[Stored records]
◇ ◇ ◇ ◇ ◇

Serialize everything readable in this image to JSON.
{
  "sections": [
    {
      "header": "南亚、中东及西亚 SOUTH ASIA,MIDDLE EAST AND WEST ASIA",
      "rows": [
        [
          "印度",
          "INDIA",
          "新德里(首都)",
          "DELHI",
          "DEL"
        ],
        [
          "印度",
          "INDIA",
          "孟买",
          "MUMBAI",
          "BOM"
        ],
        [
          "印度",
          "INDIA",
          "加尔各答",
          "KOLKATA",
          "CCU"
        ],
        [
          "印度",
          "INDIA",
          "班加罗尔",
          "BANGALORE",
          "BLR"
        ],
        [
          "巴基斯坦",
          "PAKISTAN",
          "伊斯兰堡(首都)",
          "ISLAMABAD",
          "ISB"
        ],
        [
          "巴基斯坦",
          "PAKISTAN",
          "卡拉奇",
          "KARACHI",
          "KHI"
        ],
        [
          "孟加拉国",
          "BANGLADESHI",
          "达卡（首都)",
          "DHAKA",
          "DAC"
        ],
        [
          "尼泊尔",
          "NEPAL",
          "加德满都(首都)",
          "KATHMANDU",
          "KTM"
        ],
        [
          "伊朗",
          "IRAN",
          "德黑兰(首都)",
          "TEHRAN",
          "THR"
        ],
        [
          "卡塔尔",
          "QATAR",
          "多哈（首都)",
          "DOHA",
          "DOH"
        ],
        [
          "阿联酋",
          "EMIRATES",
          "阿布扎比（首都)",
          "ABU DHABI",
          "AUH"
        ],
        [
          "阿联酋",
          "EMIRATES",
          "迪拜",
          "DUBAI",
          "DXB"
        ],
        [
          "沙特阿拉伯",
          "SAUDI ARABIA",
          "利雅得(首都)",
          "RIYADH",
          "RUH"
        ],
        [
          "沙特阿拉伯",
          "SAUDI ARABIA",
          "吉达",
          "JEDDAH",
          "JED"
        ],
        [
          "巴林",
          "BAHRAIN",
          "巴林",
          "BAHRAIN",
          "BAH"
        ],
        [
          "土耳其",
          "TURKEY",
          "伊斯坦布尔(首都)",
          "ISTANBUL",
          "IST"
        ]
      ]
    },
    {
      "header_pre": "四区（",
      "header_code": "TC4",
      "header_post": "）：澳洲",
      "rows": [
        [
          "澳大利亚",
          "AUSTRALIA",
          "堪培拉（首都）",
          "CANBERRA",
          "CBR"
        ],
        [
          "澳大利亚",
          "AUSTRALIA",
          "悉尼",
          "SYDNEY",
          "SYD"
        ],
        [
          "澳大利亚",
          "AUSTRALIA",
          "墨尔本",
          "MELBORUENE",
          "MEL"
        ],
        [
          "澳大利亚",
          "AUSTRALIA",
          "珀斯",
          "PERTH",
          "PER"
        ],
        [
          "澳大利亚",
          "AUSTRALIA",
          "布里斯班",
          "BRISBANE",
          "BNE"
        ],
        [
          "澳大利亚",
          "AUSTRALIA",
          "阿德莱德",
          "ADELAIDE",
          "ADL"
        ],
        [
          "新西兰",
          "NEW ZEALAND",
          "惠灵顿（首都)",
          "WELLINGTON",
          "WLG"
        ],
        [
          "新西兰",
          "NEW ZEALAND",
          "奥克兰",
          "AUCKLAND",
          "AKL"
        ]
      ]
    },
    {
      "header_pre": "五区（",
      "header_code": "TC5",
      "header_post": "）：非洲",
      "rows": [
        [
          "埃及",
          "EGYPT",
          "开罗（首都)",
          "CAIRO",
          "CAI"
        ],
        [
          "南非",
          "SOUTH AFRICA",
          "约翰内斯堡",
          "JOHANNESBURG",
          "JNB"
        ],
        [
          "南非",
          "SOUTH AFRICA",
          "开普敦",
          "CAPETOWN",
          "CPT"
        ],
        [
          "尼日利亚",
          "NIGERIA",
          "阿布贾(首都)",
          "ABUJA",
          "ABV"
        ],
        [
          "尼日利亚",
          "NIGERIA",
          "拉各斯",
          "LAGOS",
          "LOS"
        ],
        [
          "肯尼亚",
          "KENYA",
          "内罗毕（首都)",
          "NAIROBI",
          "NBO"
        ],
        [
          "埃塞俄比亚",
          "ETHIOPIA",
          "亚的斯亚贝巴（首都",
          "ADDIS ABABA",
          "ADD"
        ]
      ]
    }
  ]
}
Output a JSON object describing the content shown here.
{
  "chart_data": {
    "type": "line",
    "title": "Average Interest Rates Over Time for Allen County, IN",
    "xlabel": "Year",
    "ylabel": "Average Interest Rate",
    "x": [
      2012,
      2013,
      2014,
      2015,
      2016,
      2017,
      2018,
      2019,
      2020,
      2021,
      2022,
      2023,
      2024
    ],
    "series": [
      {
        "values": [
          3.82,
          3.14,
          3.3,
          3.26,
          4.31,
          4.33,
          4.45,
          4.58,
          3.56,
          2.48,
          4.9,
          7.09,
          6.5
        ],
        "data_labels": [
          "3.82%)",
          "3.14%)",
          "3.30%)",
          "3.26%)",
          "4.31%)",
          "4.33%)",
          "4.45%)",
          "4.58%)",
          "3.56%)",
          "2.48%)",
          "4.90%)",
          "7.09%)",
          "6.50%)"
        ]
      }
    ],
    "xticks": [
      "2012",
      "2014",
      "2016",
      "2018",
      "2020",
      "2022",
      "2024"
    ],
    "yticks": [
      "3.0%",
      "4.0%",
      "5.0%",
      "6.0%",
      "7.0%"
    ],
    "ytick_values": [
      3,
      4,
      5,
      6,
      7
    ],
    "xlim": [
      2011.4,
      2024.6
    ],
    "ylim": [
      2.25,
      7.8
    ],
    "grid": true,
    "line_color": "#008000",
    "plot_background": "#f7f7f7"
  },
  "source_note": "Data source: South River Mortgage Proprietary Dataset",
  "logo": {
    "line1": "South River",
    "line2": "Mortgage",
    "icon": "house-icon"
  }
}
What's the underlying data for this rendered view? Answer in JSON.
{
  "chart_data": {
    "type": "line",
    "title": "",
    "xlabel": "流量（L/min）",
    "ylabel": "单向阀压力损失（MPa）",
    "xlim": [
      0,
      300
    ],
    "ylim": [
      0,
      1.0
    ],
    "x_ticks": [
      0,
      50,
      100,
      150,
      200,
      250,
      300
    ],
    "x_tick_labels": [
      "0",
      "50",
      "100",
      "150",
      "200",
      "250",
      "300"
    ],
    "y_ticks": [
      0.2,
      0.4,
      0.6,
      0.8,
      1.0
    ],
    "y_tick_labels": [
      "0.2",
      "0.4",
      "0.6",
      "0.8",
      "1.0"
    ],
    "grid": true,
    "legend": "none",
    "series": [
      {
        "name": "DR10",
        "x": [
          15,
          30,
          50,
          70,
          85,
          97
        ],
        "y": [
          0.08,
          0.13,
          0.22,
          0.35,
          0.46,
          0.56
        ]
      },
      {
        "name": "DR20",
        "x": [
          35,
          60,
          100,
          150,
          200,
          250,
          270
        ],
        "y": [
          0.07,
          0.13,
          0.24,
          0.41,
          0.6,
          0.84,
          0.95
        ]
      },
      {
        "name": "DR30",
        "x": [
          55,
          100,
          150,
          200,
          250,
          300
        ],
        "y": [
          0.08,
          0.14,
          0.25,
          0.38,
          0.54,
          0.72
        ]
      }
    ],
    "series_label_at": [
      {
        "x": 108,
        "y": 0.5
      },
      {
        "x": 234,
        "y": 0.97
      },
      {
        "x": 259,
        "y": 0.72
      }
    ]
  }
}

◇ ◇ ◇ ◇ ◇

▶ [What you need to do] Write the listing out again, exactly as it reads.

▶ [The solution]
Serialize everything readable in this image to JSON.
{
  "sections": [
    {
      "header": "南亚、中东及西亚 SOUTH ASIA,MIDDLE EAST AND WEST ASIA",
      "rows": [
        [
          "印度",
          "INDIA",
          "新德里(首都)",
          "DELHI",
          "DEL"
        ],
        [
          "印度",
          "INDIA",
          "孟买",
          "MUMBAI",
          "BOM"
        ],
        [
          "印度",
          "INDIA",
          "加尔各答",
          "KOLKATA",
          "CCU"
        ],
        [
          "印度",
          "INDIA",
          "班加罗尔",
          "BANGALORE",
          "BLR"
        ],
        [
          "巴基斯坦",
          "PAKISTAN",
          "伊斯兰堡(首都)",
          "ISLAMABAD",
          "ISB"
        ],
        [
          "巴基斯坦",
          "PAKISTAN",
          "卡拉奇",
          "KARACHI",
          "KHI"
        ],
        [
          "孟加拉国",
          "BANGLADESHI",
          "达卡（首都)",
          "DHAKA",
          "DAC"
        ],
        [
          "尼泊尔",
          "NEPAL",
          "加德满都(首都)",
          "KATHMANDU",
          "KTM"
        ],
        [
          "伊朗",
          "IRAN",
          "德黑兰(首都)",
          "TEHRAN",
          "THR"
        ],
        [
          "卡塔尔",
          "QATAR",
          "多哈（首都)",
          "DOHA",
          "DOH"
        ],
        [
          "阿联酋",
          "EMIRATES",
          "阿布扎比（首都)",
          "ABU DHABI",
          "AUH"
        ],
        [
          "阿联酋",
          "EMIRATES",
          "迪拜",
          "DUBAI",
          "DXB"
        ],
        [
          "沙特阿拉伯",
          "SAUDI ARABIA",
          "利雅得(首都)",
          "RIYADH",
          "RUH"
        ],
        [
          "沙特阿拉伯",
          "SAUDI ARABIA",
          "吉达",
          "JEDDAH",
          "JED"
        ],
        [
          "巴林",
          "BAHRAIN",
          "巴林",
          "BAHRAIN",
          "BAH"
        ],
        [
          "土耳其",
          "TURKEY",
          "伊斯坦布尔(首都)",
          "ISTANBUL",
          "IST"
        ]
      ]
    },
    {
      "header_pre": "四区（",
      "header_code": "TC4",
      "header_post": "）：澳洲",
      "rows": [
        [
          "澳大利亚",
          "AUSTRALIA",
          "堪培拉（首都）",
          "CANBERRA",
          "CBR"
        ],
        [
          "澳大利亚",
          "AUSTRALIA",
          "悉尼",
          "SYDNEY",
          "SYD"
        ],
        [
          "澳大利亚",
          "AUSTRALIA",
          "墨尔本",
          "MELBORUENE",
          "MEL"
        ],
        [
          "澳大利亚",
          "AUSTRALIA",
          "珀斯",
          "PERTH",
          "PER"
        ],
        [
          "澳大利亚",
          "AUSTRALIA",
          "布里斯班",
          "BRISBANE",
          "BNE"
        ],
        [
          "澳大利亚",
          "AUSTRALIA",
          "阿德莱德",
          "ADELAIDE",
          "ADL"
        ],
        [
          "新西兰",
          "NEW ZEALAND",
          "惠灵顿（首都)",
          "WELLINGTON",
          "WLG"
        ],
        [
          "新西兰",
          "NEW ZEALAND",
          "奥克兰",
          "AUCKLAND",
          "AKL"
        ]
      ]
    },
    {
      "header_pre": "五区（",
      "header_code": "TC5",
      "header_post": "）：非洲",
      "rows": [
        [
          "埃及",
          "EGYPT",
          "开罗（首都)",
          "CAIRO",
          "CAI"
        ],
        [
          "南非",
          "SOUTH AFRICA",
          "约翰内斯堡",
          "JOHANNESBURG",
          "JNB"
        ],
        [
          "南非",
          "SOUTH AFRICA",
          "开普敦",
          "CAPETOWN",
          "CPT"
        ],
        [
          "尼日利亚",
          "NIGERIA",
          "阿布贾(首都)",
          "ABUJA",
          "ABV"
        ],
        [
          "尼日利亚",
          "NIGERIA",
          "拉各斯",
          "LAGOS",
          "LOS"
        ],
        [
          "肯尼亚",
          "KENYA",
          "内罗毕（首都)",
          "NAIROBI",
          "NBO"
        ],
        [
          "埃塞俄比亚",
          "ETHIOPIA",
          "亚的斯亚贝巴（首都",
          "ADDIS ABABA",
          "ADD"
        ]
      ]
    }
  ]
}
Output a JSON object describing the content shown here.
{
  "chart_data": {
    "type": "line",
    "title": "Average Interest Rates Over Time for Allen County, IN",
    "xlabel": "Year",
    "ylabel": "Average Interest Rate",
    "x": [
      2012,
      2013,
      2014,
      2015,
      2016,
      2017,
      2018,
      2019,
      2020,
      2021,
      2022,
      2023,
      2024
    ],
    "series": [
      {
        "values": [
          3.82,
          3.14,
          3.3,
          3.26,
          4.31,
          4.33,
          4.45,
          4.58,
          3.56,
          2.48,
          4.9,
          7.09,
          6.5
        ],
        "data_labels": [
          "3.82%)",
          "3.14%)",
          "3.30%)",
          "3.26%)",
          "4.31%)",
          "4.33%)",
          "4.45%)",
          "4.58%)",
          "3.56%)",
          "2.48%)",
          "4.90%)",
          "7.09%)",
          "6.50%)"
        ]
      }
    ],
    "xticks": [
      "2012",
      "2014",
      "2016",
      "2018",
      "2020",
      "2022",
      "2024"
    ],
    "yticks": [
      "3.0%",
      "4.0%",
      "5.0%",
      "6.0%",
      "7.0%"
    ],
    "ytick_values": [
      3,
      4,
      5,
      6,
      7
    ],
    "xlim": [
      2011.4,
      2024.6
    ],
    "ylim": [
      2.25,
      7.8
    ],
    "grid": true,
    "line_color": "#008000",
    "plot_background": "#f7f7f7"
  },
  "source_note": "Data source: South River Mortgage Proprietary Dataset",
  "logo": {
    "line1": "South River",
    "line2": "Mortgage",
    "icon": "house-icon"
  }
}
What's the underlying data for this rendered view? Answer in JSON.
{
  "chart_data": {
    "type": "line",
    "title": "",
    "xlabel": "流量（L/min）",
    "ylabel": "单向阀压力损失（MPa）",
    "xlim": [
      0,
      300
    ],
    "ylim": [
      0,
      1.0
    ],
    "x_ticks": [
      0,
      50,
      100,
      150,
      200,
      250,
      300
    ],
    "x_tick_labels": [
      "0",
      "50",
      "100",
      "150",
      "200",
      "250",
      "300"
    ],
    "y_ticks": [
      0.2,
      0.4,
      0.6,
      0.8,
      1.0
    ],
    "y_tick_labels": [
      "0.2",
      "0.4",
      "0.6",
      "0.8",
      "1.0"
    ],
    "grid": true,
    "legend": "none",
    "series": [
      {
        "name": "DR10",
        "x": [
          15,
          30,
          50,
          70,
          85,
          97
        ],
        "y": [
          0.08,
          0.13,
          0.22,
          0.35,
          0.46,
          0.56
        ]
      },
      {
        "name": "DR20",
        "x": [
          35,
          60,
          100,
          150,
          200,
          250,
          270
        ],
        "y": [
          0.07,
          0.13,
          0.24,
          0.41,
          0.6,
          0.84,
          0.95
        ]
      },
      {
        "name": "DR30",
        "x": [
          55,
          100,
          150,
          200,
          250,
          300
        ],
        "y": [
          0.08,
          0.14,
          0.25,
          0.38,
          0.54,
          0.72
        ]
      }
    ],
    "series_label_at": [
      {
        "x": 108,
        "y": 0.5
      },
      {
        "x": 234,
        "y": 0.97
      },
      {
        "x": 259,
        "y": 0.72
      }
    ]
  }
}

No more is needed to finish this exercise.